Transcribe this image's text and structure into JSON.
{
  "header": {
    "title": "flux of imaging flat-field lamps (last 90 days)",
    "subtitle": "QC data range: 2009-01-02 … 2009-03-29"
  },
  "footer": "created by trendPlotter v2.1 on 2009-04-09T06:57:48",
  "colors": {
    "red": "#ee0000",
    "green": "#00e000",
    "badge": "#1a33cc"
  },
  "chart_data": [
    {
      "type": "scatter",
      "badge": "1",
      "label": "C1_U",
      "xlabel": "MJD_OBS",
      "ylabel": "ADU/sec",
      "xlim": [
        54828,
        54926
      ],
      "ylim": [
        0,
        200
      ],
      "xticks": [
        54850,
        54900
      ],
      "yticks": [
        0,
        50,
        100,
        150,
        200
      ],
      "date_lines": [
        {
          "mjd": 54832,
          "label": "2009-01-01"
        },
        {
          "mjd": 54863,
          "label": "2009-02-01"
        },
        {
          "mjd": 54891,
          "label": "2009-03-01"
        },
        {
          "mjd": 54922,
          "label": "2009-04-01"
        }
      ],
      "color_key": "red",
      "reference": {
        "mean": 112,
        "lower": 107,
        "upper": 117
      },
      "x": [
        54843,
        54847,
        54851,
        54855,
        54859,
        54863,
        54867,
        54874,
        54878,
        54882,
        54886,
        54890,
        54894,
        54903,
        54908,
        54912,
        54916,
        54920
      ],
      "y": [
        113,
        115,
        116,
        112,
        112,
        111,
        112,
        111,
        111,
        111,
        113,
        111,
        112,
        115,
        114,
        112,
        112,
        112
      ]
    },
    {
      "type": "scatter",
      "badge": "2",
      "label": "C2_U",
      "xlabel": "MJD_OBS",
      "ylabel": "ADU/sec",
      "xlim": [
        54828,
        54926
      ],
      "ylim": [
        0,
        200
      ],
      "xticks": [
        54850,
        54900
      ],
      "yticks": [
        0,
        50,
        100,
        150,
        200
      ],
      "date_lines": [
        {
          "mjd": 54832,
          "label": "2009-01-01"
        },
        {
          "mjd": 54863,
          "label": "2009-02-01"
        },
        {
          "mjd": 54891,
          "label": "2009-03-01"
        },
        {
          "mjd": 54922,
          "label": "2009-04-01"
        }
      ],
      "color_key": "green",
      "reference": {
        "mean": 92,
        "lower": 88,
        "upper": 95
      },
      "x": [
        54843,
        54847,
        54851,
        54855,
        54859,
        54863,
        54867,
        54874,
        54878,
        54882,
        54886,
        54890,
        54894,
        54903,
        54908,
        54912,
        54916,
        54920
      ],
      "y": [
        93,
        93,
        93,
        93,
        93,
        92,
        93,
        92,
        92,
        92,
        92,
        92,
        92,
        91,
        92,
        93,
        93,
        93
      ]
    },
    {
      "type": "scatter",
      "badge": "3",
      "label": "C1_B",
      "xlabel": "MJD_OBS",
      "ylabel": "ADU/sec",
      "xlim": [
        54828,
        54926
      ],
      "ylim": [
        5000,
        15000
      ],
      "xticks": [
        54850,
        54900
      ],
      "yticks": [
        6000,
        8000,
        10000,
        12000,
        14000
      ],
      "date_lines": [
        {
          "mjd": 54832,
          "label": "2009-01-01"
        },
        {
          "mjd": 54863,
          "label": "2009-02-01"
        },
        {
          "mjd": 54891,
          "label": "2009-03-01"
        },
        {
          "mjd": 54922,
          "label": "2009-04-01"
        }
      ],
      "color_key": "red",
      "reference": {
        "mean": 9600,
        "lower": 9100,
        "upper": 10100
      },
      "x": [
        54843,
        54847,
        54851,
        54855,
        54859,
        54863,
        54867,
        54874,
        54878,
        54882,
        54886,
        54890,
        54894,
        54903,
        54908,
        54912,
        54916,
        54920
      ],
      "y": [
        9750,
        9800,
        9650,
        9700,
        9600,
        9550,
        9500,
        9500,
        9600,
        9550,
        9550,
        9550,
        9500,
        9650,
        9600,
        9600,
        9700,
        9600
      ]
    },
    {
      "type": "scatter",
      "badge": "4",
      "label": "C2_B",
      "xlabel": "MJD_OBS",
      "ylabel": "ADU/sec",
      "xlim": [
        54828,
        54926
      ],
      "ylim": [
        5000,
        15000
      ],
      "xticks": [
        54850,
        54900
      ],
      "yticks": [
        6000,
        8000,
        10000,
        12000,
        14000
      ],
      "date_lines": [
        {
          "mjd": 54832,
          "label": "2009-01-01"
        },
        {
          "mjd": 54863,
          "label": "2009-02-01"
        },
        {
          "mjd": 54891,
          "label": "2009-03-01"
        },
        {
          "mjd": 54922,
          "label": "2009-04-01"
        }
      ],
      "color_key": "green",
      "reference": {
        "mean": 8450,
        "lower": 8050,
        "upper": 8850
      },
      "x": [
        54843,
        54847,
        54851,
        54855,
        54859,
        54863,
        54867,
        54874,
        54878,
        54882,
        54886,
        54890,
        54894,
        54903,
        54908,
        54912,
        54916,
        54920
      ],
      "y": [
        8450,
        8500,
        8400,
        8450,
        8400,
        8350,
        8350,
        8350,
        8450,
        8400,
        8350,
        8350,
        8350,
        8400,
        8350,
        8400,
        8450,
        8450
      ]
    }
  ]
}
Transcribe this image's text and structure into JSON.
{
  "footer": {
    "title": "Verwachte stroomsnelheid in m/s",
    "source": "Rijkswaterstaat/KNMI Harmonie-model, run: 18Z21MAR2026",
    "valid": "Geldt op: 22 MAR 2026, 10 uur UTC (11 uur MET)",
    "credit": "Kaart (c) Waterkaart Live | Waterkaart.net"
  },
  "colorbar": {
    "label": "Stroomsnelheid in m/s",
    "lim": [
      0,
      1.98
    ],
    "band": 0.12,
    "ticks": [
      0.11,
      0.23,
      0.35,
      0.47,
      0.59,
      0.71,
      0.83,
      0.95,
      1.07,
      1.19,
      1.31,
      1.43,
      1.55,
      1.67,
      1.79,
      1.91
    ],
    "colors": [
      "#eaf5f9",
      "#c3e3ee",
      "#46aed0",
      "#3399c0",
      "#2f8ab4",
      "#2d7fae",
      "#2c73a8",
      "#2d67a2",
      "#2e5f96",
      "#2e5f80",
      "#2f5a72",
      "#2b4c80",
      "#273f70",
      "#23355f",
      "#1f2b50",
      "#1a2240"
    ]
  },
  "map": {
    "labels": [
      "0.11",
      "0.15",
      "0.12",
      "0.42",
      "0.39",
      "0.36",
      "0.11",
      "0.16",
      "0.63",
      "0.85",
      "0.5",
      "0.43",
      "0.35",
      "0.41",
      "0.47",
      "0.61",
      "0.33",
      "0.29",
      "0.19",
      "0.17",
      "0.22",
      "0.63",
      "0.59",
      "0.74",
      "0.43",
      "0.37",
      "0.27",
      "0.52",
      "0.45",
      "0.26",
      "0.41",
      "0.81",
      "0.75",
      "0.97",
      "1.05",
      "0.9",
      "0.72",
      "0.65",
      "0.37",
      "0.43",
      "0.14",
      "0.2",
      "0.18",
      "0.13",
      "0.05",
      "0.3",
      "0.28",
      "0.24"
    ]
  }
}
----
_The request:_ In the data above, tally the lines holding "lower" and answer with the figure only.

_Correct answer:_ 4